## Set problem
Your task is to copy every line of the entries that contains "days".

— Start Given records —

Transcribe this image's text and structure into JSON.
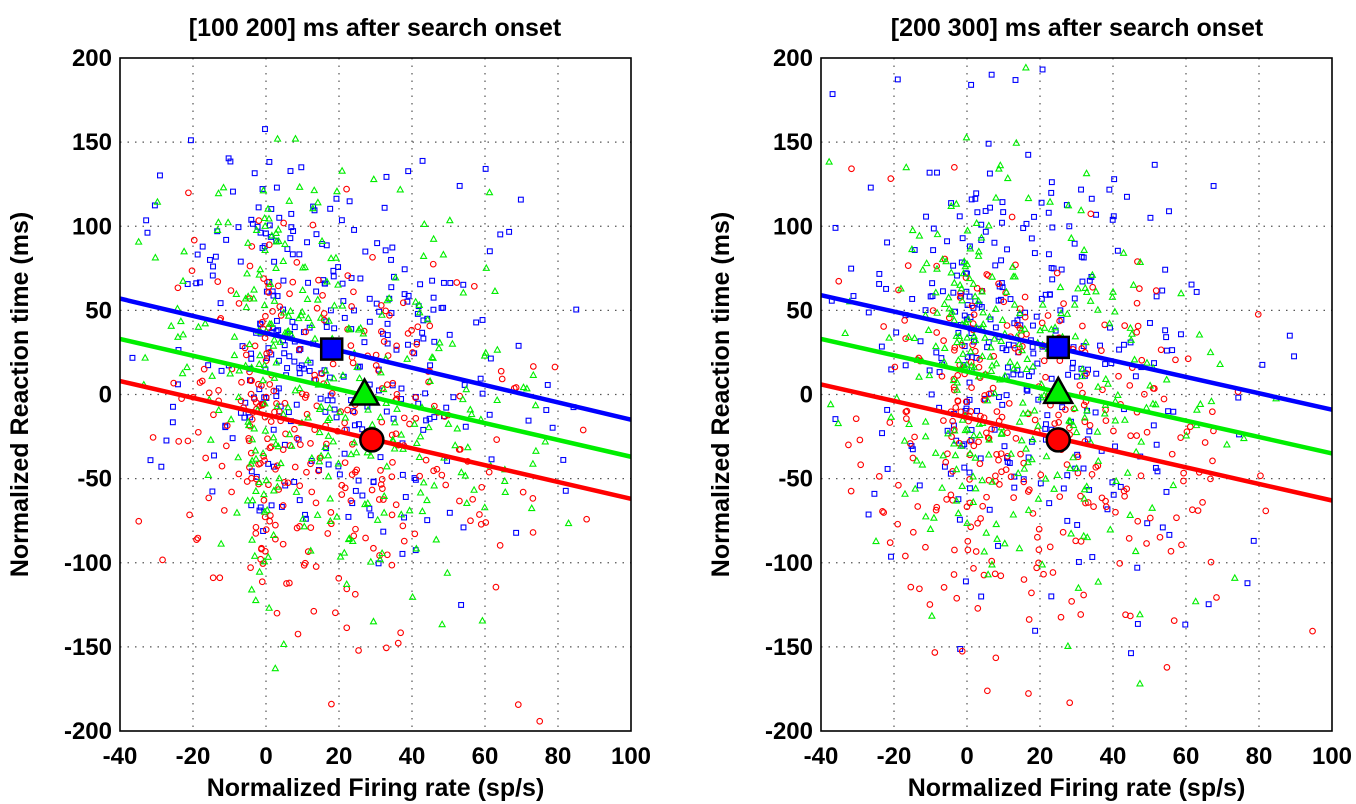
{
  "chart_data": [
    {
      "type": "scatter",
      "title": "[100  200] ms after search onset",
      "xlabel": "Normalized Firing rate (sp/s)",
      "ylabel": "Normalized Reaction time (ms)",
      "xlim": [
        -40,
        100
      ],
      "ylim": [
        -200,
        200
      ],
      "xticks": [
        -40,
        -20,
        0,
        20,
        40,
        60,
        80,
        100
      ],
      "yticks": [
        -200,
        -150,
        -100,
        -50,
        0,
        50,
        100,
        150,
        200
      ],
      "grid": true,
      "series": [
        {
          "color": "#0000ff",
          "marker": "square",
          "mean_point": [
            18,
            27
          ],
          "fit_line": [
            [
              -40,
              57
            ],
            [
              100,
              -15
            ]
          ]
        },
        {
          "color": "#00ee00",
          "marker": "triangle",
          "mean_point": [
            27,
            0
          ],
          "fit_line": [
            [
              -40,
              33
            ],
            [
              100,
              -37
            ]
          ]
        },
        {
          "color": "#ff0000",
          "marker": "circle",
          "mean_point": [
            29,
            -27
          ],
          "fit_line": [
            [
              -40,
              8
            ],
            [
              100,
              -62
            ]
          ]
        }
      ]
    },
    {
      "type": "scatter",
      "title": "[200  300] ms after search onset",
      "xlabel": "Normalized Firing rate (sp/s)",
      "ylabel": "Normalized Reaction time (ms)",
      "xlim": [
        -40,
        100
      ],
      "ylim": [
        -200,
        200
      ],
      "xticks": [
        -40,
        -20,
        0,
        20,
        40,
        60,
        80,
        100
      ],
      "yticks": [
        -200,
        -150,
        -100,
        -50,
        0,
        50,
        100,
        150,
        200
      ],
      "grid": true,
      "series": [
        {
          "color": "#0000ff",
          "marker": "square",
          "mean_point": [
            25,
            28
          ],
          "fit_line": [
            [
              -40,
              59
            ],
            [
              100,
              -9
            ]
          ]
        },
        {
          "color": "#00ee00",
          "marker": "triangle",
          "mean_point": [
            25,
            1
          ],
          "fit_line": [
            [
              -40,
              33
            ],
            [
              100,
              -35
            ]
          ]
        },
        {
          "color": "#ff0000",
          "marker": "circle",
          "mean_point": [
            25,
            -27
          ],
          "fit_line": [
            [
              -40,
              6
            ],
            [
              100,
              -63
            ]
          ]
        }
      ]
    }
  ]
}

— End Given records —
— Start Given records —

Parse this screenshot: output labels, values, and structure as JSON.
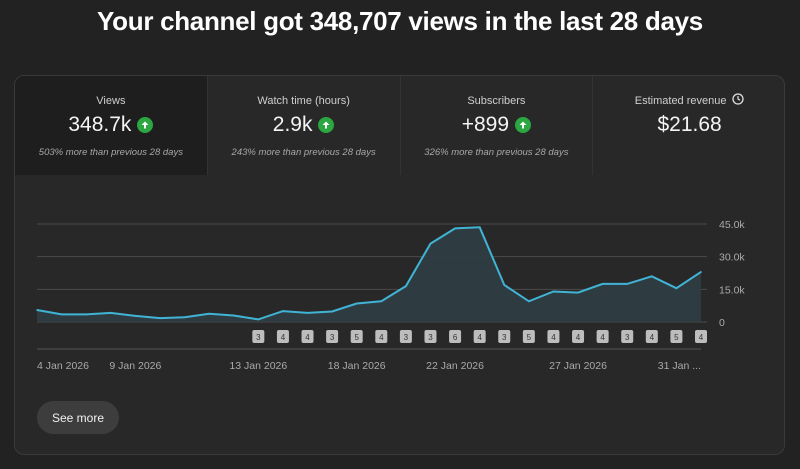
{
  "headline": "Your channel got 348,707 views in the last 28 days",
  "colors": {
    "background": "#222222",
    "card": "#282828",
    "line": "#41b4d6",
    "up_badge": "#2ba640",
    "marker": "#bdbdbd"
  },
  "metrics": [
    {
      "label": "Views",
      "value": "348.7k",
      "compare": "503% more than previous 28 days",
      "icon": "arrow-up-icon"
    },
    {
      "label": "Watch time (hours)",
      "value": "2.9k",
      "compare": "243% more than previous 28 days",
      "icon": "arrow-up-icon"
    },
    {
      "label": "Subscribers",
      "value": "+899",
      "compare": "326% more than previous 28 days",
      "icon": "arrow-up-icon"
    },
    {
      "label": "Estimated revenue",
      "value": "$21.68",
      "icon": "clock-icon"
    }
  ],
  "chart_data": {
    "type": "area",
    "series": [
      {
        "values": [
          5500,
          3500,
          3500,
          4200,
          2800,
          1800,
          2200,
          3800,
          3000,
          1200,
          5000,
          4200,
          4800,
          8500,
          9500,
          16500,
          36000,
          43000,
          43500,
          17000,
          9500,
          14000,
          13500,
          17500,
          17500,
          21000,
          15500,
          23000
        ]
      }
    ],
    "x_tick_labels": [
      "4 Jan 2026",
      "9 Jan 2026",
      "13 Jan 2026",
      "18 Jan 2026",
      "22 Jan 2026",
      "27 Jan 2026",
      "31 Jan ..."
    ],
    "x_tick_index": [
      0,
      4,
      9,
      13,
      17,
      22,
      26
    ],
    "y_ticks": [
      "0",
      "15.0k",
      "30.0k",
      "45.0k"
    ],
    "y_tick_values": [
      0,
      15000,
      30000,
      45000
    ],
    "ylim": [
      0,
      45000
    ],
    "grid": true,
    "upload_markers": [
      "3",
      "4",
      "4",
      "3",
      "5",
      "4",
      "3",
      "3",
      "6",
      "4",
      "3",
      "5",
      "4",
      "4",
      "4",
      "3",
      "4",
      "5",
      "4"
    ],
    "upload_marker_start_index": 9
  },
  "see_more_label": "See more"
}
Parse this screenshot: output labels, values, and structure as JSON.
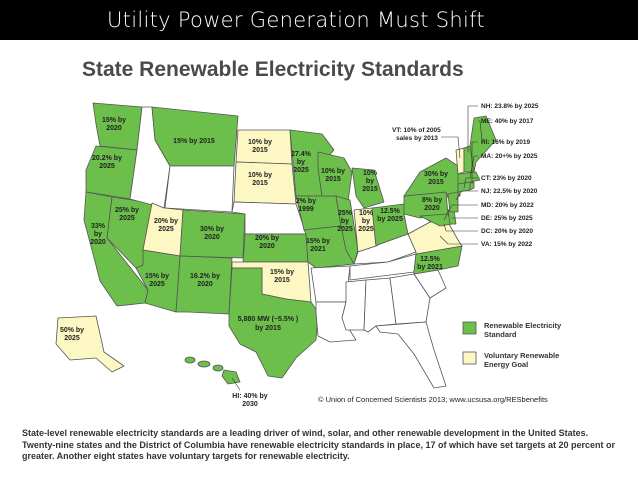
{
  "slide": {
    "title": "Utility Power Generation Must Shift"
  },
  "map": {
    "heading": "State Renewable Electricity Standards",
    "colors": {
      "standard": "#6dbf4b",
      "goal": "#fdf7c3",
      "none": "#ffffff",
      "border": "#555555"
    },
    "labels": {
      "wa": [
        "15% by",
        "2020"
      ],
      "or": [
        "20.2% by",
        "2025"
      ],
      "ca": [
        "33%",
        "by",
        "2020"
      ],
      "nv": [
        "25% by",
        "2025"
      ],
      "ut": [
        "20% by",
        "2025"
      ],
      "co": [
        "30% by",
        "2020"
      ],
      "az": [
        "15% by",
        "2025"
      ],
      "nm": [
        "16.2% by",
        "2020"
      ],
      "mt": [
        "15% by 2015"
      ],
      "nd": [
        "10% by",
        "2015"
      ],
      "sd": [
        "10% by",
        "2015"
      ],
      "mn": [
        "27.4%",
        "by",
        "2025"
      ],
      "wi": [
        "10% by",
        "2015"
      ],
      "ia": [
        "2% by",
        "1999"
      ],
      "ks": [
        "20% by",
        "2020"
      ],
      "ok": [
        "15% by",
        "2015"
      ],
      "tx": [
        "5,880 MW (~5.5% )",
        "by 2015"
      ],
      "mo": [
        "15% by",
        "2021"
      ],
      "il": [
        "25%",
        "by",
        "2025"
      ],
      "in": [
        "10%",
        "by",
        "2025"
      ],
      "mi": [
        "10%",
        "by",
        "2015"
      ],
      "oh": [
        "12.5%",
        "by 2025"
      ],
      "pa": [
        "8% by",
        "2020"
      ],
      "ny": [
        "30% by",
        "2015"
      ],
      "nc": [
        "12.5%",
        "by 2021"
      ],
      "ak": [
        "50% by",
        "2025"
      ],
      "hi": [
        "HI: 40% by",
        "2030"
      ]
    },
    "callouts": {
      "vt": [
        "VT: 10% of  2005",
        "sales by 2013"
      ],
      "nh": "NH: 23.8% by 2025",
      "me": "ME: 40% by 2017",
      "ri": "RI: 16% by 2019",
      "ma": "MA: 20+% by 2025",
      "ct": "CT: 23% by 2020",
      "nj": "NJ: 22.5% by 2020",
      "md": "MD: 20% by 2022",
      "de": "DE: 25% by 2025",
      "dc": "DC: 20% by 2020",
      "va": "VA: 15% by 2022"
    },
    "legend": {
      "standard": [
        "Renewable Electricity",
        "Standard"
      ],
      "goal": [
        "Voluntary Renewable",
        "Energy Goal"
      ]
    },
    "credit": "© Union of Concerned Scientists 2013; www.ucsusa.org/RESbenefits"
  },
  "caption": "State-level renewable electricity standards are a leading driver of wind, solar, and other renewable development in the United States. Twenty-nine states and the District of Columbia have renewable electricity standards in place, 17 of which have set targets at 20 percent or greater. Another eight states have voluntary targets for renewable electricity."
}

— End Given records —

## Correct result
  "headline": "Your channel got 348,707 views in the last 28 days",
      "compare": "503% more than previous 28 days",
      "compare": "243% more than previous 28 days",
      "compare": "326% more than previous 28 days",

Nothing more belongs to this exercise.